▶

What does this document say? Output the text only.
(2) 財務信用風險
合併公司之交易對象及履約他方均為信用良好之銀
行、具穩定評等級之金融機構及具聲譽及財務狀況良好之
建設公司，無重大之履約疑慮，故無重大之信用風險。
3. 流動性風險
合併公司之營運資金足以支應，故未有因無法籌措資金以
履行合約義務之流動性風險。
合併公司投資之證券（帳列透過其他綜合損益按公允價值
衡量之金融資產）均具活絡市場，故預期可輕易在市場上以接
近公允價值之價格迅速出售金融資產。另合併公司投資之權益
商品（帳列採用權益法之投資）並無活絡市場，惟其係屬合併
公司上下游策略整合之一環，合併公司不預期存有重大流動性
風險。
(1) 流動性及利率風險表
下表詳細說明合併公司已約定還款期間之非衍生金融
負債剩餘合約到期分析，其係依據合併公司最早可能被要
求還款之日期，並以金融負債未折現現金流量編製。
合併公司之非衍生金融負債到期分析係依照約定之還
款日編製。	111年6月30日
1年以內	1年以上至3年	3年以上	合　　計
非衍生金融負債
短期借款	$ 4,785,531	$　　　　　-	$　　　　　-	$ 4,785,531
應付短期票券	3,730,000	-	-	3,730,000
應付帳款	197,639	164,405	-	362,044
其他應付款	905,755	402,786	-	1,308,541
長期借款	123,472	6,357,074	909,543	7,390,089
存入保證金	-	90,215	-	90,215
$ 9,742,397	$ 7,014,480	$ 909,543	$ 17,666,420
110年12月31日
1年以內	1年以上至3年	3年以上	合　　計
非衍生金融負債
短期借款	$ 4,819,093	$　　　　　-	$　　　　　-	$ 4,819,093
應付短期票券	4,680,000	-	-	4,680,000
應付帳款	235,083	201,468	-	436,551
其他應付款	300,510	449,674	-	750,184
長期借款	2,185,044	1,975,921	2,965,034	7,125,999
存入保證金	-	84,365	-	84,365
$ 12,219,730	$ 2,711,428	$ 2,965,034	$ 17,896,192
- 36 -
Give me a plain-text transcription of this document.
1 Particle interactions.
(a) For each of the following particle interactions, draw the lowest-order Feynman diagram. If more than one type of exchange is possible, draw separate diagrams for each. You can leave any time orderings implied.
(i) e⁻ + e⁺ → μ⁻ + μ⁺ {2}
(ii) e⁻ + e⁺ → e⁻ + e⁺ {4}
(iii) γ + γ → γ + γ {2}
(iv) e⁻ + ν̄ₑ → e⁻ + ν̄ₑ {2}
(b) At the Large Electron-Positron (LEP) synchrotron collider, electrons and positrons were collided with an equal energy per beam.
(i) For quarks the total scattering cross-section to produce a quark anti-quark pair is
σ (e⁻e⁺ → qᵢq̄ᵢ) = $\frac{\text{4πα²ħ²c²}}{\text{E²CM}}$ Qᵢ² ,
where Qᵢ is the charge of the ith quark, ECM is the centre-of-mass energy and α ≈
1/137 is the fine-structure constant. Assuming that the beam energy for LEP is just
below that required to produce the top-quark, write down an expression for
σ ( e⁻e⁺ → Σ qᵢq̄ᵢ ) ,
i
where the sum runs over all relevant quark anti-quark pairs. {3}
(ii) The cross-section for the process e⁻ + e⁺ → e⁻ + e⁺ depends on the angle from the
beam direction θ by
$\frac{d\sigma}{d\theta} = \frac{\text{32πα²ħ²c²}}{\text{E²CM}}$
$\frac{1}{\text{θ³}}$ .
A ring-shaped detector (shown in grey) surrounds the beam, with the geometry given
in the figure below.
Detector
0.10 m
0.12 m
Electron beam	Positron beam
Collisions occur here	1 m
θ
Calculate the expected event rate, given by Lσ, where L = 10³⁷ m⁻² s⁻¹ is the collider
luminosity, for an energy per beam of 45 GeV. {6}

◀

• **The request**
Make an exact copy of the data above.

• **Solution to this problem**
What does this document say? Output the text only.
(2) 財務信用風險
合併公司之交易對象及履約他方均為信用良好之銀
行、具穩定評等級之金融機構及具聲譽及財務狀況良好之
建設公司，無重大之履約疑慮，故無重大之信用風險。
3. 流動性風險
合併公司之營運資金足以支應，故未有因無法籌措資金以
履行合約義務之流動性風險。
合併公司投資之證券（帳列透過其他綜合損益按公允價值
衡量之金融資產）均具活絡市場，故預期可輕易在市場上以接
近公允價值之價格迅速出售金融資產。另合併公司投資之權益
商品（帳列採用權益法之投資）並無活絡市場，惟其係屬合併
公司上下游策略整合之一環，合併公司不預期存有重大流動性
風險。
(1) 流動性及利率風險表
下表詳細說明合併公司已約定還款期間之非衍生金融
負債剩餘合約到期分析，其係依據合併公司最早可能被要
求還款之日期，並以金融負債未折現現金流量編製。
合併公司之非衍生金融負債到期分析係依照約定之還
款日編製。	111年6月30日
1年以內	1年以上至3年	3年以上	合　　計
非衍生金融負債
短期借款	$ 4,785,531	$　　　　　-	$　　　　　-	$ 4,785,531
應付短期票券	3,730,000	-	-	3,730,000
應付帳款	197,639	164,405	-	362,044
其他應付款	905,755	402,786	-	1,308,541
長期借款	123,472	6,357,074	909,543	7,390,089
存入保證金	-	90,215	-	90,215
$ 9,742,397	$ 7,014,480	$ 909,543	$ 17,666,420
110年12月31日
1年以內	1年以上至3年	3年以上	合　　計
非衍生金融負債
短期借款	$ 4,819,093	$　　　　　-	$　　　　　-	$ 4,819,093
應付短期票券	4,680,000	-	-	4,680,000
應付帳款	235,083	201,468	-	436,551
其他應付款	300,510	449,674	-	750,184
長期借款	2,185,044	1,975,921	2,965,034	7,125,999
存入保證金	-	84,365	-	84,365
$ 12,219,730	$ 2,711,428	$ 2,965,034	$ 17,896,192
- 36 -
Give me a plain-text transcription of this document.
1 Particle interactions.
(a) For each of the following particle interactions, draw the lowest-order Feynman diagram. If more than one type of exchange is possible, draw separate diagrams for each. You can leave any time orderings implied.
(i) e⁻ + e⁺ → μ⁻ + μ⁺ {2}
(ii) e⁻ + e⁺ → e⁻ + e⁺ {4}
(iii) γ + γ → γ + γ {2}
(iv) e⁻ + ν̄ₑ → e⁻ + ν̄ₑ {2}
(b) At the Large Electron-Positron (LEP) synchrotron collider, electrons and positrons were collided with an equal energy per beam.
(i) For quarks the total scattering cross-section to produce a quark anti-quark pair is
σ (e⁻e⁺ → qᵢq̄ᵢ) = $\frac{\text{4πα²ħ²c²}}{\text{E²CM}}$ Qᵢ² ,
where Qᵢ is the charge of the ith quark, ECM is the centre-of-mass energy and α ≈
1/137 is the fine-structure constant. Assuming that the beam energy for LEP is just
below that required to produce the top-quark, write down an expression for
σ ( e⁻e⁺ → Σ qᵢq̄ᵢ ) ,
i
where the sum runs over all relevant quark anti-quark pairs. {3}
(ii) The cross-section for the process e⁻ + e⁺ → e⁻ + e⁺ depends on the angle from the
beam direction θ by
$\frac{d\sigma}{d\theta} = \frac{\text{32πα²ħ²c²}}{\text{E²CM}}$
$\frac{1}{\text{θ³}}$ .
A ring-shaped detector (shown in grey) surrounds the beam, with the geometry given
in the figure below.
Detector
0.10 m
0.12 m
Electron beam	Positron beam
Collisions occur here	1 m
θ
Calculate the expected event rate, given by Lσ, where L = 10³⁷ m⁻² s⁻¹ is the collider
luminosity, for an energy per beam of 45 GeV. {6}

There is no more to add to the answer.